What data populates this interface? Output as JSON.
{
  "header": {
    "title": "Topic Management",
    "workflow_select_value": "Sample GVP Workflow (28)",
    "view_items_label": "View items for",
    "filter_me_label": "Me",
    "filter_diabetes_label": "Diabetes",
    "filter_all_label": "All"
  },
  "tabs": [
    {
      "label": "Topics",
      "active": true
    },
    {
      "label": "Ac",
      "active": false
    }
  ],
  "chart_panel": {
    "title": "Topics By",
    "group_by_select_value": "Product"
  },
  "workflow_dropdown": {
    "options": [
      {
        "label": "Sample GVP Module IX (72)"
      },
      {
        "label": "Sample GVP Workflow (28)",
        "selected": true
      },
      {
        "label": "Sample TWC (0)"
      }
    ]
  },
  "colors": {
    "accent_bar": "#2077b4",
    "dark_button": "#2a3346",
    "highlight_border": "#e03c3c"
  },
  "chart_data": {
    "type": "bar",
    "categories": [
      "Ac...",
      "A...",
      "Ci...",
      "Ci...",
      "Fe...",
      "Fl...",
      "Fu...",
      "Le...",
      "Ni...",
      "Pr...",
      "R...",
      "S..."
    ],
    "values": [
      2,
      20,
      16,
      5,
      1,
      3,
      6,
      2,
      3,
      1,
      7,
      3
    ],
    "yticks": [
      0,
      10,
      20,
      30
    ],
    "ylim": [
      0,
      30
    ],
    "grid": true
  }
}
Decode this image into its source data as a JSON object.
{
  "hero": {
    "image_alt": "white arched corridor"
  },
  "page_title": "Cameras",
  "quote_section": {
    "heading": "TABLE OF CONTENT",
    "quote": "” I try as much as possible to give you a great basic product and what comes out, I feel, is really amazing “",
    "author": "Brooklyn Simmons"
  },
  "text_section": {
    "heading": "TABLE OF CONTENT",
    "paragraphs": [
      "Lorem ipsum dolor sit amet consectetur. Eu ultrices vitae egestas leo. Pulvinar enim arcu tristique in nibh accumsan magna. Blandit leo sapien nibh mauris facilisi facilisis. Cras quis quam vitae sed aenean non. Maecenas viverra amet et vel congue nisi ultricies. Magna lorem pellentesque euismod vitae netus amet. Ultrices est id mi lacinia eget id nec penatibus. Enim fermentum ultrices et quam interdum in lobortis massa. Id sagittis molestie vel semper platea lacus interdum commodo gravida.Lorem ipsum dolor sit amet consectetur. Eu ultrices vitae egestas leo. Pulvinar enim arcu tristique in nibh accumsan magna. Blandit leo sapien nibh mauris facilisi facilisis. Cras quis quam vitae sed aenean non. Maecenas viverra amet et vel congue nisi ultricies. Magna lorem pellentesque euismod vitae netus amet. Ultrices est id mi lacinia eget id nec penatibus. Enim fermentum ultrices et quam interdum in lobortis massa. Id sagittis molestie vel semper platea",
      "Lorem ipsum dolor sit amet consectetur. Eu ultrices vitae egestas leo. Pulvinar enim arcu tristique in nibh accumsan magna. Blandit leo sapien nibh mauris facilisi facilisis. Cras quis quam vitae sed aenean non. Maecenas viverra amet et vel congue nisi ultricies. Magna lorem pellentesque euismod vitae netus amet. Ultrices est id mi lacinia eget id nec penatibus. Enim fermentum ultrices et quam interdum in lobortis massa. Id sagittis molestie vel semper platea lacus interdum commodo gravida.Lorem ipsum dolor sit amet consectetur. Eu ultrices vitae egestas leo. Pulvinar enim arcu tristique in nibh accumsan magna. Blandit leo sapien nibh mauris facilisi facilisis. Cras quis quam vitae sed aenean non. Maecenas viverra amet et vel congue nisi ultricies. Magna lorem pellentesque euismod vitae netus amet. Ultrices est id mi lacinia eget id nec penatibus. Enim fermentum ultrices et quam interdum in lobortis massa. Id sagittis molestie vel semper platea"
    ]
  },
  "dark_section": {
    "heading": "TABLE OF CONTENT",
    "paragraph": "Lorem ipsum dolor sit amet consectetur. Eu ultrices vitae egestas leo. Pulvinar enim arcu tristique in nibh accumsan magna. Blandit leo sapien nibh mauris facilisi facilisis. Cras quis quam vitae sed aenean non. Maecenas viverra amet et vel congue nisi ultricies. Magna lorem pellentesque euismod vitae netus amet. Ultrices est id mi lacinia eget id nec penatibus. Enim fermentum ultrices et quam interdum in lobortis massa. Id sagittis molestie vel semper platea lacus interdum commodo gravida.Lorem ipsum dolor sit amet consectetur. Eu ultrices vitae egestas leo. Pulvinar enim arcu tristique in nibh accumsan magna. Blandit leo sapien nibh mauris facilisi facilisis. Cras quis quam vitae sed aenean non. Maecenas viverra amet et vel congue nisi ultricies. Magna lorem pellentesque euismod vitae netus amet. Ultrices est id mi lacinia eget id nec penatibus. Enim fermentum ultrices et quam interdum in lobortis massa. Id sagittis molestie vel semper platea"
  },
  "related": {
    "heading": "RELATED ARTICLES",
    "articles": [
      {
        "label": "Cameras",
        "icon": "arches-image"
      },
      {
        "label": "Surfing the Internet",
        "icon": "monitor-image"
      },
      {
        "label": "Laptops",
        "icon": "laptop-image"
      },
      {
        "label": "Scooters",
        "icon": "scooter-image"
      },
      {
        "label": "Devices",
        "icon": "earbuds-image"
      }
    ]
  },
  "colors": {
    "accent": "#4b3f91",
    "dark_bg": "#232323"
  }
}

What the exercise asks –
Write out every entry exactly as given.

Solution below –
What data populates this interface? Output as JSON.
{
  "header": {
    "title": "Topic Management",
    "workflow_select_value": "Sample GVP Workflow (28)",
    "view_items_label": "View items for",
    "filter_me_label": "Me",
    "filter_diabetes_label": "Diabetes",
    "filter_all_label": "All"
  },
  "tabs": [
    {
      "label": "Topics",
      "active": true
    },
    {
      "label": "Ac",
      "active": false
    }
  ],
  "chart_panel": {
    "title": "Topics By",
    "group_by_select_value": "Product"
  },
  "workflow_dropdown": {
    "options": [
      {
        "label": "Sample GVP Module IX (72)"
      },
      {
        "label": "Sample GVP Workflow (28)",
        "selected": true
      },
      {
        "label": "Sample TWC (0)"
      }
    ]
  },
  "colors": {
    "accent_bar": "#2077b4",
    "dark_button": "#2a3346",
    "highlight_border": "#e03c3c"
  },
  "chart_data": {
    "type": "bar",
    "categories": [
      "Ac...",
      "A...",
      "Ci...",
      "Ci...",
      "Fe...",
      "Fl...",
      "Fu...",
      "Le...",
      "Ni...",
      "Pr...",
      "R...",
      "S..."
    ],
    "values": [
      2,
      20,
      16,
      5,
      1,
      3,
      6,
      2,
      3,
      1,
      7,
      3
    ],
    "yticks": [
      0,
      10,
      20,
      30
    ],
    "ylim": [
      0,
      30
    ],
    "grid": true
  }
}
Decode this image into its source data as a JSON object.
{
  "hero": {
    "image_alt": "white arched corridor"
  },
  "page_title": "Cameras",
  "quote_section": {
    "heading": "TABLE OF CONTENT",
    "quote": "” I try as much as possible to give you a great basic product and what comes out, I feel, is really amazing “",
    "author": "Brooklyn Simmons"
  },
  "text_section": {
    "heading": "TABLE OF CONTENT",
    "paragraphs": [
      "Lorem ipsum dolor sit amet consectetur. Eu ultrices vitae egestas leo. Pulvinar enim arcu tristique in nibh accumsan magna. Blandit leo sapien nibh mauris facilisi facilisis. Cras quis quam vitae sed aenean non. Maecenas viverra amet et vel congue nisi ultricies. Magna lorem pellentesque euismod vitae netus amet. Ultrices est id mi lacinia eget id nec penatibus. Enim fermentum ultrices et quam interdum in lobortis massa. Id sagittis molestie vel semper platea lacus interdum commodo gravida.Lorem ipsum dolor sit amet consectetur. Eu ultrices vitae egestas leo. Pulvinar enim arcu tristique in nibh accumsan magna. Blandit leo sapien nibh mauris facilisi facilisis. Cras quis quam vitae sed aenean non. Maecenas viverra amet et vel congue nisi ultricies. Magna lorem pellentesque euismod vitae netus amet. Ultrices est id mi lacinia eget id nec penatibus. Enim fermentum ultrices et quam interdum in lobortis massa. Id sagittis molestie vel semper platea",
      "Lorem ipsum dolor sit amet consectetur. Eu ultrices vitae egestas leo. Pulvinar enim arcu tristique in nibh accumsan magna. Blandit leo sapien nibh mauris facilisi facilisis. Cras quis quam vitae sed aenean non. Maecenas viverra amet et vel congue nisi ultricies. Magna lorem pellentesque euismod vitae netus amet. Ultrices est id mi lacinia eget id nec penatibus. Enim fermentum ultrices et quam interdum in lobortis massa. Id sagittis molestie vel semper platea lacus interdum commodo gravida.Lorem ipsum dolor sit amet consectetur. Eu ultrices vitae egestas leo. Pulvinar enim arcu tristique in nibh accumsan magna. Blandit leo sapien nibh mauris facilisi facilisis. Cras quis quam vitae sed aenean non. Maecenas viverra amet et vel congue nisi ultricies. Magna lorem pellentesque euismod vitae netus amet. Ultrices est id mi lacinia eget id nec penatibus. Enim fermentum ultrices et quam interdum in lobortis massa. Id sagittis molestie vel semper platea"
    ]
  },
  "dark_section": {
    "heading": "TABLE OF CONTENT",
    "paragraph": "Lorem ipsum dolor sit amet consectetur. Eu ultrices vitae egestas leo. Pulvinar enim arcu tristique in nibh accumsan magna. Blandit leo sapien nibh mauris facilisi facilisis. Cras quis quam vitae sed aenean non. Maecenas viverra amet et vel congue nisi ultricies. Magna lorem pellentesque euismod vitae netus amet. Ultrices est id mi lacinia eget id nec penatibus. Enim fermentum ultrices et quam interdum in lobortis massa. Id sagittis molestie vel semper platea lacus interdum commodo gravida.Lorem ipsum dolor sit amet consectetur. Eu ultrices vitae egestas leo. Pulvinar enim arcu tristique in nibh accumsan magna. Blandit leo sapien nibh mauris facilisi facilisis. Cras quis quam vitae sed aenean non. Maecenas viverra amet et vel congue nisi ultricies. Magna lorem pellentesque euismod vitae netus amet. Ultrices est id mi lacinia eget id nec penatibus. Enim fermentum ultrices et quam interdum in lobortis massa. Id sagittis molestie vel semper platea"
  },
  "related": {
    "heading": "RELATED ARTICLES",
    "articles": [
      {
        "label": "Cameras",
        "icon": "arches-image"
      },
      {
        "label": "Surfing the Internet",
        "icon": "monitor-image"
      },
      {
        "label": "Laptops",
        "icon": "laptop-image"
      },
      {
        "label": "Scooters",
        "icon": "scooter-image"
      },
      {
        "label": "Devices",
        "icon": "earbuds-image"
      }
    ]
  },
  "colors": {
    "accent": "#4b3f91",
    "dark_bg": "#232323"
  }
}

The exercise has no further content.